◆ **EXCERPT PROVIDED**
--*--
The organ is a most unfortunate creature in that it will forever be associated as a machine for merely accompanying the human voice; a historical allusion which goes back to the days of " The Great Winchester Organ " and its players ( " thumpers " ?  )

As a result of this historical association the organ has never really been able to escape from these limiting shackles as to developing its full potential.

Despite this the organ WILL survive. Haven`t we read recently in the public prints that attendance for Evensong and other services is now enjoying a resurgence albeit in our larger establishments?

This can only be towards the general good.  True, some of us may attend because we enjoy the architecture or the music and not necessarily the divine office being offered but it is still glutes on seats which leads to income.

Standing alone as a solo or accompanying feature though the organ needs to move on a bit and this I feel is the stumbling block.  

It needs to undergo a bit of revamping,  being presented in a different light; and mentioning light ;something quite artistic in its own way could include the use of lighting. One spectacular use of such a means has been employed at Leeds Town  Hall.  Another example would be the recently restored Grand Central Hall in Liverpool.   ( see Google images )  In this building the organ has been conserved AND will be used.  I believe this idea has been adopted In Auckland Town Hall.

One glorious opportunity which is completely out of the question on cost grounds alone , would be the relocation of a unique CC instrument which is currently mothballed, to the restored St. Francis Church at Gorton  ( look at the website and you may see what I mean )

At least this will go some way in order to make people  notice that there is even an organ there.  Let`s not forget the famous one about WTB at SGH and " the organ will play"!

I can hear the splutterings already about " Reg at the Tower "   etc.  and the performances of some of our colonial cousins  and all that hangs off that so I am not going there; just saying.
--*--
◆ **THE PROBLEM**
Reproduce the entire passage about the organ word for word. The lines that come next are not needed for this.

◆ **PROVIDED DATA**
--*--
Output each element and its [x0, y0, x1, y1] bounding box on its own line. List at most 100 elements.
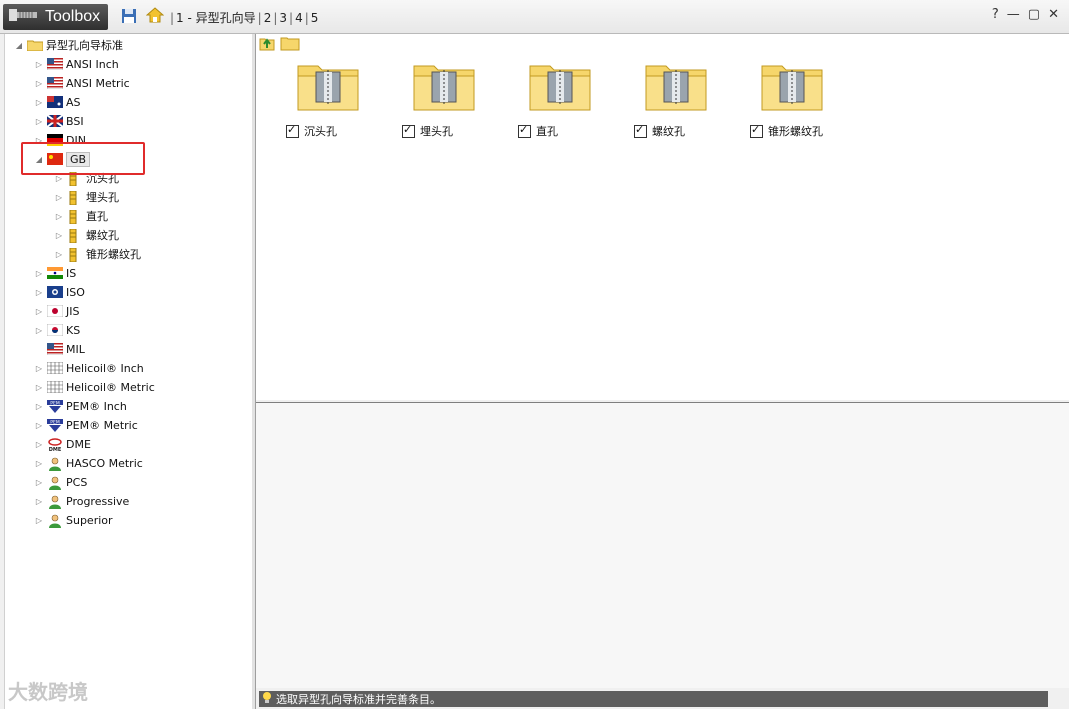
close-button[interactable]: ✕	[1048, 7, 1059, 22]
expand-arrow-icon[interactable]: ▷	[33, 326, 45, 335]
folder-icon[interactable]	[280, 34, 300, 55]
crumb-step-2[interactable]: 2	[264, 11, 272, 25]
hole-type-checkbox[interactable]	[750, 123, 763, 138]
tree-item-pem-inch[interactable]: ▷ PEM PEM® Inch	[33, 397, 127, 415]
up-folder-icon[interactable]	[258, 34, 276, 55]
expand-arrow-icon[interactable]: ▷	[33, 440, 45, 449]
crumb-step-4[interactable]: 4	[295, 11, 303, 25]
expand-arrow-icon[interactable]: ▷	[53, 193, 65, 202]
crumb-step-5[interactable]: 5	[311, 11, 319, 25]
tree-item-is[interactable]: ▷ IS	[33, 264, 76, 282]
expand-arrow-icon[interactable]: ▷	[33, 60, 45, 69]
pem-flag-icon: PEM	[47, 419, 63, 432]
tree-item-dme[interactable]: ▷ DME DME	[33, 435, 91, 454]
home-icon[interactable]	[145, 6, 165, 27]
toolbox-tab[interactable]: Toolbox	[3, 4, 108, 30]
expand-arrow-icon[interactable]: ▷	[33, 79, 45, 88]
expand-arrow-icon[interactable]: ▷	[33, 516, 45, 525]
expand-arrow-icon[interactable]: ▷	[33, 117, 45, 126]
hole-type-checkbox-row[interactable]: 螺纹孔	[634, 123, 685, 139]
expand-arrow-icon[interactable]: ▷	[53, 212, 65, 221]
kr-flag-icon	[46, 323, 64, 337]
properties-pane	[256, 402, 1069, 688]
tree-item-helicoil-metric[interactable]: ▷ Helicoil® Metric	[33, 378, 155, 396]
expand-arrow-icon[interactable]: ▷	[33, 383, 45, 392]
tree-item-mil[interactable]: MIL	[33, 340, 85, 358]
tree-item-label: PEM® Metric	[66, 418, 138, 432]
tree-child-label: 螺纹孔	[86, 229, 119, 242]
expand-arrow-icon[interactable]: ▷	[33, 364, 45, 373]
tree-root[interactable]: ◢ 异型孔向导标准	[13, 36, 123, 54]
tree-item-as[interactable]: ▷ AS	[33, 93, 81, 111]
tree-item-progressive[interactable]: ▷ Progressive	[33, 492, 129, 510]
hole-type-checkbox-row[interactable]: 埋头孔	[402, 123, 453, 139]
expand-arrow-icon[interactable]: ▷	[53, 250, 65, 259]
hole-type-checkbox-row[interactable]: 锥形螺纹孔	[750, 123, 823, 139]
crumb-step-1[interactable]: 1 - 异型孔向导	[176, 9, 256, 26]
restore-button[interactable]: ▢	[1028, 7, 1040, 22]
help-button[interactable]: ?	[992, 7, 999, 22]
tree-child-label: 直孔	[86, 210, 108, 223]
uk-flag-icon	[46, 114, 64, 128]
save-icon[interactable]	[121, 8, 137, 27]
hole-type-checkbox[interactable]	[518, 123, 531, 138]
expand-arrow-icon[interactable]: ▷	[33, 269, 45, 278]
tree-item-superior[interactable]: ▷ Superior	[33, 511, 113, 529]
tree-item-label: ISO	[66, 285, 85, 299]
status-text: 选取异型孔向导标准并完善条目。	[276, 693, 441, 706]
expand-arrow-icon[interactable]: ▷	[33, 402, 45, 411]
tree-item-label: DME	[66, 437, 91, 451]
hole-folder-icon[interactable]	[644, 62, 714, 118]
tree-child-item[interactable]: ▷ 螺纹孔	[53, 226, 119, 244]
tree-item-helicoil-inch[interactable]: ▷ Helicoil® Inch	[33, 359, 144, 377]
tree-item-ansi-inch[interactable]: ▷ ANSI Inch	[33, 55, 119, 73]
tree-item-iso[interactable]: ▷ ISO	[33, 283, 85, 301]
tree-child-item[interactable]: ▷ 锥形螺纹孔	[53, 245, 141, 263]
jp-flag-icon	[46, 304, 64, 318]
hole-type-label: 埋头孔	[420, 125, 453, 138]
expand-arrow-icon[interactable]: ▷	[33, 98, 45, 107]
tree-item-pcs[interactable]: ▷ PCS	[33, 473, 87, 491]
hole-type-checkbox[interactable]	[634, 123, 647, 138]
tree-item-label: ANSI Inch	[66, 57, 119, 71]
expand-arrow-icon[interactable]: ▷	[33, 459, 45, 468]
grid-flag-icon	[46, 361, 64, 375]
hole-type-checkbox[interactable]	[402, 123, 415, 138]
watermark-text: 大数跨境	[8, 680, 88, 704]
tree-child-item[interactable]: ▷ 直孔	[53, 207, 108, 225]
hole-folder-icon[interactable]	[760, 62, 830, 118]
hole-type-label: 锥形螺纹孔	[768, 125, 823, 138]
tree-item-label: MIL	[66, 342, 85, 356]
hole-type-label: 螺纹孔	[652, 125, 685, 138]
expand-arrow-icon[interactable]: ▷	[33, 288, 45, 297]
hole-folder-icon[interactable]	[296, 62, 366, 118]
expand-arrow-icon[interactable]: ▷	[53, 231, 65, 240]
hole-type-checkbox-row[interactable]: 沉头孔	[286, 123, 337, 139]
tree-item-label: KS	[66, 323, 81, 337]
tree-item-ks[interactable]: ▷ KS	[33, 321, 80, 339]
hole-type-checkbox[interactable]	[286, 123, 299, 138]
title-bar: Toolbox | 1 - 异型孔向导 | 2 | 3 | 4 | 5 ? — …	[0, 0, 1069, 34]
tree-item-label: ANSI Metric	[66, 76, 130, 90]
crumb-step-3[interactable]: 3	[279, 11, 287, 25]
collapse-arrow-icon[interactable]: ◢	[13, 41, 25, 50]
tree-item-jis[interactable]: ▷ JIS	[33, 302, 80, 320]
hole-folder-icon[interactable]	[412, 62, 482, 118]
expand-arrow-icon[interactable]: ▷	[33, 307, 45, 316]
tree-item-pem-metric[interactable]: ▷ PEM PEM® Metric	[33, 416, 138, 434]
hole-folder-icon[interactable]	[528, 62, 598, 118]
hole-type-icon	[67, 190, 83, 206]
svg-text:PEM: PEM	[50, 400, 60, 406]
hole-type-icon	[67, 209, 83, 225]
expand-arrow-icon[interactable]: ▷	[33, 497, 45, 506]
expand-arrow-icon[interactable]: ▷	[33, 421, 45, 430]
pem-flag-icon: PEM	[47, 400, 63, 413]
tree-child-item[interactable]: ▷ 埋头孔	[53, 188, 119, 206]
tree-item-bsi[interactable]: ▷ BSI	[33, 112, 84, 130]
hole-type-checkbox-row[interactable]: 直孔	[518, 123, 558, 139]
svg-text:PEM: PEM	[50, 419, 60, 425]
expand-arrow-icon[interactable]: ▷	[33, 478, 45, 487]
tree-item-ansi-metric[interactable]: ▷ ANSI Metric	[33, 74, 130, 92]
tree-item-hasco-metric[interactable]: ▷ HASCO Metric	[33, 454, 143, 472]
minimize-button[interactable]: —	[1007, 7, 1020, 22]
--*--
◆ **SOLUTION BELOW**
The organ is a most unfortunate creature in that it will forever be associated as a machine for merely accompanying the human voice; a historical allusion which goes back to the days of " The Great Winchester Organ " and its players ( " thumpers " ?  )

As a result of this historical association the organ has never really been able to escape from these limiting shackles as to developing its full potential.

Despite this the organ WILL survive. Haven`t we read recently in the public prints that attendance for Evensong and other services is now enjoying a resurgence albeit in our larger establishments?

This can only be towards the general good.  True, some of us may attend because we enjoy the architecture or the music and not necessarily the divine office being offered but it is still glutes on seats which leads to income.

Standing alone as a solo or accompanying feature though the organ needs to move on a bit and this I feel is the stumbling block.  

It needs to undergo a bit of revamping,  being presented in a different light; and mentioning light ;something quite artistic in its own way could include the use of lighting. One spectacular use of such a means has been employed at Leeds Town  Hall.  Another example would be the recently restored Grand Central Hall in Liverpool.   ( see Google images )  In this building the organ has been conserved AND will be used.  I believe this idea has been adopted In Auckland Town Hall.

One glorious opportunity which is completely out of the question on cost grounds alone , would be the relocation of a unique CC instrument which is currently mothballed, to the restored St. Francis Church at Gorton  ( look at the website and you may see what I mean )

At least this will go some way in order to make people  notice that there is even an organ there.  Let`s not forget the famous one about WTB at SGH and " the organ will play"!

I can hear the splutterings already about " Reg at the Tower "   etc.  and the performances of some of our colonial cousins  and all that hangs off that so I am not going there; just saying.